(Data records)
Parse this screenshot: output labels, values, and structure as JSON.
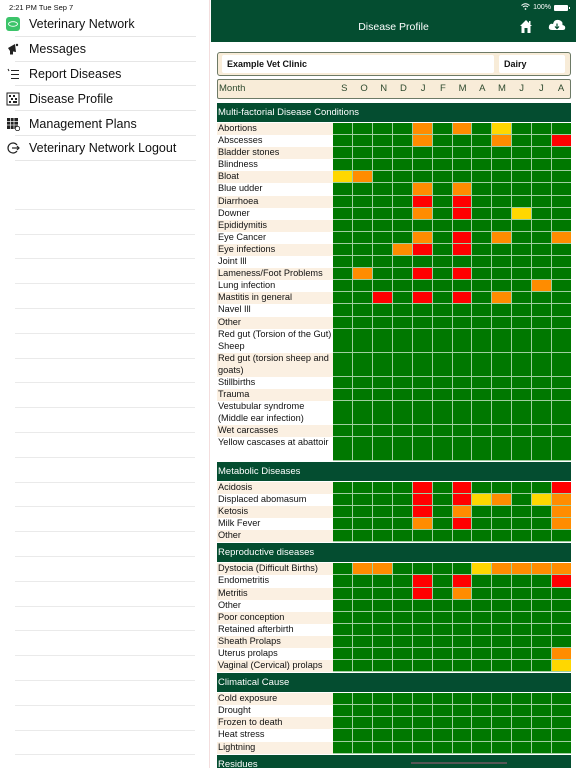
{
  "status_bar": {
    "time": "2:21 PM  Tue Sep 7",
    "battery": "100%"
  },
  "sidebar": {
    "items": [
      {
        "label": "Veterinary Network",
        "icon": "vetnet-app-icon"
      },
      {
        "label": "Messages",
        "icon": "megaphone-icon"
      },
      {
        "label": "Report Diseases",
        "icon": "list-icon"
      },
      {
        "label": "Disease Profile",
        "icon": "grid-icon"
      },
      {
        "label": "Management Plans",
        "icon": "calendar-grid-icon"
      },
      {
        "label": "Veterinary Network Logout",
        "icon": "logout-icon"
      }
    ]
  },
  "header": {
    "title": "Disease Profile",
    "home_icon": "home-icon",
    "download_icon": "cloud-download-icon"
  },
  "info": {
    "clinic": "Example Vet Clinic",
    "type": "Dairy"
  },
  "month_header": {
    "label": "Month",
    "months": [
      "S",
      "O",
      "N",
      "D",
      "J",
      "F",
      "M",
      "A",
      "M",
      "J",
      "J",
      "A"
    ]
  },
  "legend_colors": {
    "g": "#007800",
    "o": "#ff8c00",
    "y": "#ffd700",
    "r": "#ff0000",
    "header": "#044d30"
  },
  "sections": [
    {
      "title": "Multi-factorial Disease Conditions",
      "rows": [
        {
          "name": "Abortions",
          "cells": "ggggogogyggg"
        },
        {
          "name": "Abscesses",
          "cells": "ggggogggoggr"
        },
        {
          "name": "Bladder stones",
          "cells": "gggggggggggg"
        },
        {
          "name": "Blindness",
          "cells": "gggggggggggg"
        },
        {
          "name": "Bloat",
          "cells": "yogggggggggg"
        },
        {
          "name": "Blue udder",
          "cells": "ggggogoggggg"
        },
        {
          "name": "Diarrhoea",
          "cells": "ggggrgrggggg"
        },
        {
          "name": "Downer",
          "cells": "ggggogrggygg"
        },
        {
          "name": "Epididymitis",
          "cells": "gggggggggggg"
        },
        {
          "name": "Eye Cancer",
          "cells": "ggggogrgoggo"
        },
        {
          "name": "Eye infections",
          "cells": "gggorgrggggg"
        },
        {
          "name": "Joint Ill",
          "cells": "gggggggggggg"
        },
        {
          "name": "Lameness/Foot Problems",
          "cells": "goggrgrggggg"
        },
        {
          "name": "Lung infection",
          "cells": "ggggggggggog"
        },
        {
          "name": "Mastitis in general",
          "cells": "ggrgrgrgoggg"
        },
        {
          "name": "Navel Ill",
          "cells": "gggggggggggg"
        },
        {
          "name": "Other",
          "cells": "gggggggggggg"
        },
        {
          "name": "Red gut (Torsion of the Gut) Sheep",
          "cells": "gggggggggggg",
          "tall": true
        },
        {
          "name": "Red gut (torsion sheep and goats)",
          "cells": "gggggggggggg",
          "tall": true
        },
        {
          "name": "Stillbirths",
          "cells": "gggggggggggg"
        },
        {
          "name": "Trauma",
          "cells": "gggggggggggg"
        },
        {
          "name": "Vestubular syndrome (Middle ear infection)",
          "cells": "gggggggggggg",
          "tall": true
        },
        {
          "name": "Wet carcasses",
          "cells": "gggggggggggg"
        },
        {
          "name": "Yellow cascases at abattoir",
          "cells": "gggggggggggg",
          "tall": true
        }
      ]
    },
    {
      "title": "Metabolic Diseases",
      "rows": [
        {
          "name": "Acidosis",
          "cells": "ggggrgrggggr"
        },
        {
          "name": "Displaced abomasum",
          "cells": "ggggrgryogyo"
        },
        {
          "name": "Ketosis",
          "cells": "ggggrgoggggo"
        },
        {
          "name": "Milk Fever",
          "cells": "ggggogrggggo"
        },
        {
          "name": "Other",
          "cells": "gggggggggggg"
        }
      ]
    },
    {
      "title": "Reproductive diseases",
      "rows": [
        {
          "name": "Dystocia (Difficult Births)",
          "cells": "ggooggggyoooo"
        },
        {
          "name": "Endometritis",
          "cells": "ggggrgrggggr"
        },
        {
          "name": "Metritis",
          "cells": "ggggrgoggggg"
        },
        {
          "name": "Other",
          "cells": "gggggggggggg"
        },
        {
          "name": "Poor conception",
          "cells": "gggggggggggg"
        },
        {
          "name": "Retained afterbirth",
          "cells": "gggggggggggg"
        },
        {
          "name": "Sheath Prolaps",
          "cells": "gggggggggggg"
        },
        {
          "name": "Uterus prolaps",
          "cells": "ggggggggggggo"
        },
        {
          "name": "Vaginal (Cervical) prolaps",
          "cells": "ggggggggggggy"
        }
      ]
    },
    {
      "title": "Climatical Cause",
      "rows": [
        {
          "name": "Cold exposure",
          "cells": "gggggggggggg"
        },
        {
          "name": "Drought",
          "cells": "gggggggggggg"
        },
        {
          "name": "Frozen to death",
          "cells": "gggggggggggg"
        },
        {
          "name": "Heat stress",
          "cells": "gggggggggggg"
        },
        {
          "name": "Lightning",
          "cells": "gggggggggggg"
        }
      ]
    },
    {
      "title": "Residues",
      "rows": []
    }
  ]
}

● Given problem: Reproduce the material in full, word for word, and omit the pictures.

● Written solution:
Parse this screenshot: output labels, values, and structure as JSON.
{
  "status_bar": {
    "time": "2:21 PM  Tue Sep 7",
    "battery": "100%"
  },
  "sidebar": {
    "items": [
      {
        "label": "Veterinary Network",
        "icon": "vetnet-app-icon"
      },
      {
        "label": "Messages",
        "icon": "megaphone-icon"
      },
      {
        "label": "Report Diseases",
        "icon": "list-icon"
      },
      {
        "label": "Disease Profile",
        "icon": "grid-icon"
      },
      {
        "label": "Management Plans",
        "icon": "calendar-grid-icon"
      },
      {
        "label": "Veterinary Network Logout",
        "icon": "logout-icon"
      }
    ]
  },
  "header": {
    "title": "Disease Profile",
    "home_icon": "home-icon",
    "download_icon": "cloud-download-icon"
  },
  "info": {
    "clinic": "Example Vet Clinic",
    "type": "Dairy"
  },
  "month_header": {
    "label": "Month",
    "months": [
      "S",
      "O",
      "N",
      "D",
      "J",
      "F",
      "M",
      "A",
      "M",
      "J",
      "J",
      "A"
    ]
  },
  "legend_colors": {
    "g": "#007800",
    "o": "#ff8c00",
    "y": "#ffd700",
    "r": "#ff0000",
    "header": "#044d30"
  },
  "sections": [
    {
      "title": "Multi-factorial Disease Conditions",
      "rows": [
        {
          "name": "Abortions",
          "cells": "ggggogogyggg"
        },
        {
          "name": "Abscesses",
          "cells": "ggggogggoggr"
        },
        {
          "name": "Bladder stones",
          "cells": "gggggggggggg"
        },
        {
          "name": "Blindness",
          "cells": "gggggggggggg"
        },
        {
          "name": "Bloat",
          "cells": "yogggggggggg"
        },
        {
          "name": "Blue udder",
          "cells": "ggggogoggggg"
        },
        {
          "name": "Diarrhoea",
          "cells": "ggggrgrggggg"
        },
        {
          "name": "Downer",
          "cells": "ggggogrggygg"
        },
        {
          "name": "Epididymitis",
          "cells": "gggggggggggg"
        },
        {
          "name": "Eye Cancer",
          "cells": "ggggogrgoggo"
        },
        {
          "name": "Eye infections",
          "cells": "gggorgrggggg"
        },
        {
          "name": "Joint Ill",
          "cells": "gggggggggggg"
        },
        {
          "name": "Lameness/Foot Problems",
          "cells": "goggrgrggggg"
        },
        {
          "name": "Lung infection",
          "cells": "ggggggggggog"
        },
        {
          "name": "Mastitis in general",
          "cells": "ggrgrgrgoggg"
        },
        {
          "name": "Navel Ill",
          "cells": "gggggggggggg"
        },
        {
          "name": "Other",
          "cells": "gggggggggggg"
        },
        {
          "name": "Red gut (Torsion of the Gut) Sheep",
          "cells": "gggggggggggg",
          "tall": true
        },
        {
          "name": "Red gut (torsion sheep and goats)",
          "cells": "gggggggggggg",
          "tall": true
        },
        {
          "name": "Stillbirths",
          "cells": "gggggggggggg"
        },
        {
          "name": "Trauma",
          "cells": "gggggggggggg"
        },
        {
          "name": "Vestubular syndrome (Middle ear infection)",
          "cells": "gggggggggggg",
          "tall": true
        },
        {
          "name": "Wet carcasses",
          "cells": "gggggggggggg"
        },
        {
          "name": "Yellow cascases at abattoir",
          "cells": "gggggggggggg",
          "tall": true
        }
      ]
    },
    {
      "title": "Metabolic Diseases",
      "rows": [
        {
          "name": "Acidosis",
          "cells": "ggggrgrggggr"
        },
        {
          "name": "Displaced abomasum",
          "cells": "ggggrgryogyo"
        },
        {
          "name": "Ketosis",
          "cells": "ggggrgoggggo"
        },
        {
          "name": "Milk Fever",
          "cells": "ggggogrggggo"
        },
        {
          "name": "Other",
          "cells": "gggggggggggg"
        }
      ]
    },
    {
      "title": "Reproductive diseases",
      "rows": [
        {
          "name": "Dystocia (Difficult Births)",
          "cells": "ggooggggyoooo"
        },
        {
          "name": "Endometritis",
          "cells": "ggggrgrggggr"
        },
        {
          "name": "Metritis",
          "cells": "ggggrgoggggg"
        },
        {
          "name": "Other",
          "cells": "gggggggggggg"
        },
        {
          "name": "Poor conception",
          "cells": "gggggggggggg"
        },
        {
          "name": "Retained afterbirth",
          "cells": "gggggggggggg"
        },
        {
          "name": "Sheath Prolaps",
          "cells": "gggggggggggg"
        },
        {
          "name": "Uterus prolaps",
          "cells": "ggggggggggggo"
        },
        {
          "name": "Vaginal (Cervical) prolaps",
          "cells": "ggggggggggggy"
        }
      ]
    },
    {
      "title": "Climatical Cause",
      "rows": [
        {
          "name": "Cold exposure",
          "cells": "gggggggggggg"
        },
        {
          "name": "Drought",
          "cells": "gggggggggggg"
        },
        {
          "name": "Frozen to death",
          "cells": "gggggggggggg"
        },
        {
          "name": "Heat stress",
          "cells": "gggggggggggg"
        },
        {
          "name": "Lightning",
          "cells": "gggggggggggg"
        }
      ]
    },
    {
      "title": "Residues",
      "rows": []
    }
  ]
}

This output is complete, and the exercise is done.